#### What this task involves
Look through the records that follow. Copy every line containing the word "Therm".

--- start of Records for processing ---

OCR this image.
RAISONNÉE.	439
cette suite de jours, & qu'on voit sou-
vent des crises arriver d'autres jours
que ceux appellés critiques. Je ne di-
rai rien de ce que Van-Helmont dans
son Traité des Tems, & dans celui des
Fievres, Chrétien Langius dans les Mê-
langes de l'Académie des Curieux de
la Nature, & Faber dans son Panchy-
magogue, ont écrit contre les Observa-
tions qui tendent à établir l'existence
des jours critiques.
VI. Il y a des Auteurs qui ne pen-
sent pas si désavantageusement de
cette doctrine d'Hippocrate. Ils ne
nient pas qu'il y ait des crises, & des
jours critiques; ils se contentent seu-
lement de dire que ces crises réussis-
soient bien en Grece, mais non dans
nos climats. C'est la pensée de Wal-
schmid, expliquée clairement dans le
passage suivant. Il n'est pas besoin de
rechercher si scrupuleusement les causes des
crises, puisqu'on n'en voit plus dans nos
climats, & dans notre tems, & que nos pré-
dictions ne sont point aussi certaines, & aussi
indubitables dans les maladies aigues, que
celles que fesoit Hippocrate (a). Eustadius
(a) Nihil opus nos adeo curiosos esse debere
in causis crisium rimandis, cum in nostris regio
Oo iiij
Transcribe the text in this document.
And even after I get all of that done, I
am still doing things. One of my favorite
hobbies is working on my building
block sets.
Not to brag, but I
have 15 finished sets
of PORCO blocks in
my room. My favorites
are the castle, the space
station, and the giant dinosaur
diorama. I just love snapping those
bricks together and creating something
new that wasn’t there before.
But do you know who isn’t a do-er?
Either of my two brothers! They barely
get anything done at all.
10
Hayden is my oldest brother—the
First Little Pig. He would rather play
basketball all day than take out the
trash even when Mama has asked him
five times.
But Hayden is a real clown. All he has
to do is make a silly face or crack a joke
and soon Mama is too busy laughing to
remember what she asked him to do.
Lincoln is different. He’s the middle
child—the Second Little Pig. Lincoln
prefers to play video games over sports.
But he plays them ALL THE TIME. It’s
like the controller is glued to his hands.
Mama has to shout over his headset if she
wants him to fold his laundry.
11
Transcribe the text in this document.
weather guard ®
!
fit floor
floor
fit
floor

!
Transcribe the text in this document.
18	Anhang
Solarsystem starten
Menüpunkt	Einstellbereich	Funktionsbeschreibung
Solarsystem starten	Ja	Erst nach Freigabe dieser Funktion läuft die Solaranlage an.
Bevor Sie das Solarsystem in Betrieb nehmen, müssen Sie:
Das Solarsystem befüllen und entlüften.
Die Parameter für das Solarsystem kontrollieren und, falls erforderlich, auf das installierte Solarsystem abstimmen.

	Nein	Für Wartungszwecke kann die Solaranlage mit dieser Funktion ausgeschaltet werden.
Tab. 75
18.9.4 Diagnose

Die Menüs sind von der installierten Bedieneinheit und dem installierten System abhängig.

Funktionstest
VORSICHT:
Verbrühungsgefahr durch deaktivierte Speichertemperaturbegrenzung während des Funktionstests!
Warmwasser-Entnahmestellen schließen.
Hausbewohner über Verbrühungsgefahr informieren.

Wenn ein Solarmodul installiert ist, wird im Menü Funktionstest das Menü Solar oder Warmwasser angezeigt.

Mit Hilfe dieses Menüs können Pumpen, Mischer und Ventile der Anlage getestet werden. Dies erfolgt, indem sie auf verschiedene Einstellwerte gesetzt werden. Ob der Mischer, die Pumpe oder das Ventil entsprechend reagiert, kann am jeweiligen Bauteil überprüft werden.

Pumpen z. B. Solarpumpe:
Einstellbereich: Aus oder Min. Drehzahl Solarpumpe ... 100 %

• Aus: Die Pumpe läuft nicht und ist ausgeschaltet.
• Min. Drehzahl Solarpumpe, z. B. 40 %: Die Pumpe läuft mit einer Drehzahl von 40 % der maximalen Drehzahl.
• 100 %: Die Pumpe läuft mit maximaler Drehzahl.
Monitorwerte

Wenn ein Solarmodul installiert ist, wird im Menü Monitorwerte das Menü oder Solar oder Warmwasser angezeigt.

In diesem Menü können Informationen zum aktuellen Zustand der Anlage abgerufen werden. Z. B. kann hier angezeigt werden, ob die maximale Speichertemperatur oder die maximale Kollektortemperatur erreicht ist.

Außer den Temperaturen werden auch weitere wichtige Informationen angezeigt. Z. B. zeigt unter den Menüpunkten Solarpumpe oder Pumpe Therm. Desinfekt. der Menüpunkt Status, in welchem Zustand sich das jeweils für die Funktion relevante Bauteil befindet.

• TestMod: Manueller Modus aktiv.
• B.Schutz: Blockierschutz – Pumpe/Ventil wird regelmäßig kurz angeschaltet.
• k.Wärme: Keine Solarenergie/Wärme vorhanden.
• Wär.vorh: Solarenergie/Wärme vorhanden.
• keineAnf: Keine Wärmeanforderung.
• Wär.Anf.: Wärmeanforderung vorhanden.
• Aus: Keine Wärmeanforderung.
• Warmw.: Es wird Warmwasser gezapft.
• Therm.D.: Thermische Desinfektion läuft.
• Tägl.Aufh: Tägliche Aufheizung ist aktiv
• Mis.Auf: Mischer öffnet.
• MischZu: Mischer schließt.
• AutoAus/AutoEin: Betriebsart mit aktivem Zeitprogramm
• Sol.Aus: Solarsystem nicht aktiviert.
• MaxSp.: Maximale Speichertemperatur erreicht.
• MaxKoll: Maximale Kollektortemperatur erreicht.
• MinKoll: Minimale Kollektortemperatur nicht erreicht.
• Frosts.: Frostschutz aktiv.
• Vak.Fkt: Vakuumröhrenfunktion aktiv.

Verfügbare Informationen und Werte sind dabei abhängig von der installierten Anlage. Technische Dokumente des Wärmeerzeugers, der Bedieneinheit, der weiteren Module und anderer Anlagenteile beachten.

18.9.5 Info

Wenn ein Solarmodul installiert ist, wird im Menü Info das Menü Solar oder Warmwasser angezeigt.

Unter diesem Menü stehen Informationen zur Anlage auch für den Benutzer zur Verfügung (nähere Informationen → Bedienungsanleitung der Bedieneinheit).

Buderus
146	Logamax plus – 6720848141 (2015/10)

--- end of Records for processing ---

#### Response to the task
Außer den Temperaturen werden auch weitere wichtige Informationen angezeigt. Z. B. zeigt unter den Menüpunkten Solarpumpe oder Pumpe Therm. Desinfekt. der Menüpunkt Status, in welchem Zustand sich das jeweils für die Funktion relevante Bauteil befindet.
• Therm.D.: Thermische Desinfektion läuft.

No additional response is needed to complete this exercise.